▶ _PROBLEM TO WORK ON_
Look through the records below, and copy out every line that holds the string "JSON".

# PROVIDED DATA start

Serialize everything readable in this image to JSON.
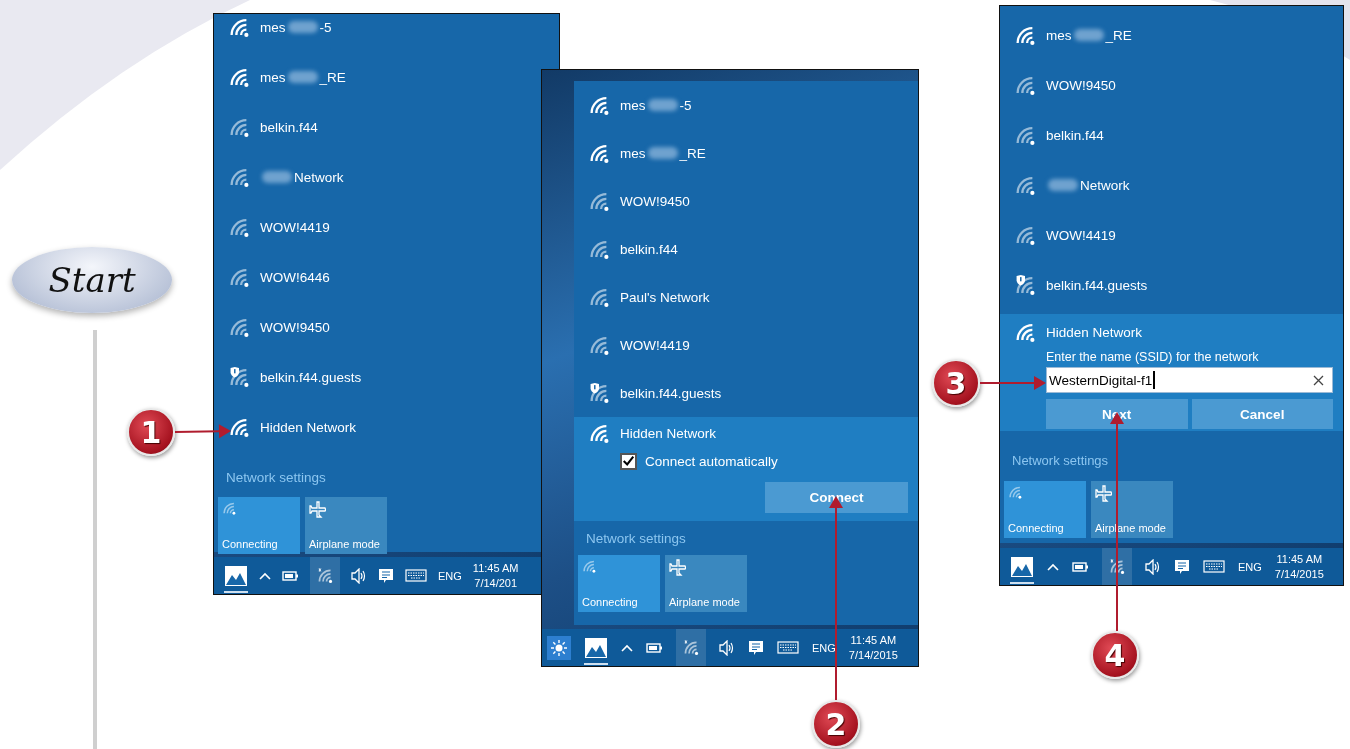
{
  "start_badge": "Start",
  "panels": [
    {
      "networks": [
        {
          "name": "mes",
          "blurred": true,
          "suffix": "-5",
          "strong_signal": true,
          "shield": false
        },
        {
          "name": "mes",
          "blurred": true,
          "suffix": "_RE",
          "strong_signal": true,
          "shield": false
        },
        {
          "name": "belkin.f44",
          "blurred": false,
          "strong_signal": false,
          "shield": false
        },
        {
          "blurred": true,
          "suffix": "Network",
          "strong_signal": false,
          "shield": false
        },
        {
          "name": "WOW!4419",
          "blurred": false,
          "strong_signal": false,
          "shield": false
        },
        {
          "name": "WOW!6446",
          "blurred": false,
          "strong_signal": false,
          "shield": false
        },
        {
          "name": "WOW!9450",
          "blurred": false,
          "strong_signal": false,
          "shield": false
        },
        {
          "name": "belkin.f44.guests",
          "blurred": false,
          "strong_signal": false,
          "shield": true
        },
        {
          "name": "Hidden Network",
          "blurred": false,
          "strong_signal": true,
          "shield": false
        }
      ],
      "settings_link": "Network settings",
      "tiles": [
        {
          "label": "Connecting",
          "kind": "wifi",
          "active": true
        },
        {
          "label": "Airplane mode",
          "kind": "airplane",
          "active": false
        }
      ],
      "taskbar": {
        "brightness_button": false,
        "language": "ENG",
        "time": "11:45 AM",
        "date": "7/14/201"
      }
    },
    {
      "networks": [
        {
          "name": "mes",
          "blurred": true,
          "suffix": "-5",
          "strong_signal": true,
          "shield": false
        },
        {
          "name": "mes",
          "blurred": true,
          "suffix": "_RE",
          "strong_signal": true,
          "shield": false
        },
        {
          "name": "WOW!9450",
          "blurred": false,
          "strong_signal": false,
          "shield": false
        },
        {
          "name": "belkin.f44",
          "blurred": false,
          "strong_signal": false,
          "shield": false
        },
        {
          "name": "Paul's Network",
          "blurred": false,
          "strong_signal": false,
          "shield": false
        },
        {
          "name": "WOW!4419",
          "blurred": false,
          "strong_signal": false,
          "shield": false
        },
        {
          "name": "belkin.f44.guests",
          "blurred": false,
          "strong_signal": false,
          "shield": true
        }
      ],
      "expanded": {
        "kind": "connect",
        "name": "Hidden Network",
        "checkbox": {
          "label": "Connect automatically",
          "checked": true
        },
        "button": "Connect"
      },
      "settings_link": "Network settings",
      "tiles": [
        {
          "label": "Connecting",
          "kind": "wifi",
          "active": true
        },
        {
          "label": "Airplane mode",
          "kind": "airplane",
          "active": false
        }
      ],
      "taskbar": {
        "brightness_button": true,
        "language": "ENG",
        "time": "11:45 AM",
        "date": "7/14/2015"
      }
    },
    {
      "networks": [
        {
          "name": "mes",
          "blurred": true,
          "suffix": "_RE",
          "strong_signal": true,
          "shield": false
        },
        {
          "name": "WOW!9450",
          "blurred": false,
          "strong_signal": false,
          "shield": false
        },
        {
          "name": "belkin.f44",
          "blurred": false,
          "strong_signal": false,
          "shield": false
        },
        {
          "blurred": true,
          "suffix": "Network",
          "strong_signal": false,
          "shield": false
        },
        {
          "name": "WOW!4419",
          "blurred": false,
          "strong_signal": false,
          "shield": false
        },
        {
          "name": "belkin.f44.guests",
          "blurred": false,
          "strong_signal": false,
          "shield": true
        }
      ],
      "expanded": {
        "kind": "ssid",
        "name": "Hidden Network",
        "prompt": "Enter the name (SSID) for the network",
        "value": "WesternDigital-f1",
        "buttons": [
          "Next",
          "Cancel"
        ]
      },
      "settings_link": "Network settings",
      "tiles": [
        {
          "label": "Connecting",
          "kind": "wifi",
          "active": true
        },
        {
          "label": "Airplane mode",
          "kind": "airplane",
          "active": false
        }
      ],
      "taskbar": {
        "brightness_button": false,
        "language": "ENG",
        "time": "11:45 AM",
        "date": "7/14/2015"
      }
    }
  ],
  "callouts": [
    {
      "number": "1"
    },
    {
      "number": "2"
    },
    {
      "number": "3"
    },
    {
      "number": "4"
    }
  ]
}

# PROVIDED DATA end
# PROVIDED DATA start

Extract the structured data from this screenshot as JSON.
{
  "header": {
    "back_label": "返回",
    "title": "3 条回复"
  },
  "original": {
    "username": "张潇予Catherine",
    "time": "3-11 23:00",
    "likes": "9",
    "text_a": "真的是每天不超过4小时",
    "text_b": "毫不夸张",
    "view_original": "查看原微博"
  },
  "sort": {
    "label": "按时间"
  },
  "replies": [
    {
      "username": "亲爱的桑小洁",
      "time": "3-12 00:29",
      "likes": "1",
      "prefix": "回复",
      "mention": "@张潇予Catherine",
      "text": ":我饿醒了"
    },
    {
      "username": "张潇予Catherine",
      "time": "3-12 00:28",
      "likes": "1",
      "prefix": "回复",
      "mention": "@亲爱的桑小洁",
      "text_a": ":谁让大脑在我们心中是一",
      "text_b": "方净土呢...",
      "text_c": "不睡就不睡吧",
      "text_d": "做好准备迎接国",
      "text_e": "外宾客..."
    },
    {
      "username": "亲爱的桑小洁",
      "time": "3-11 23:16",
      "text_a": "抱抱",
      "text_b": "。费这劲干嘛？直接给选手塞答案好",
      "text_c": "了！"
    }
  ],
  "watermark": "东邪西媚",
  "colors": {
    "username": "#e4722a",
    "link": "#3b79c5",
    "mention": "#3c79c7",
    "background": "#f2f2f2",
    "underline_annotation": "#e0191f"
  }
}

# PROVIDED DATA end

▶ _RESULT OF THIS EXERCISE_
Serialize everything readable in this image to JSON.
Extract the structured data from this screenshot as JSON.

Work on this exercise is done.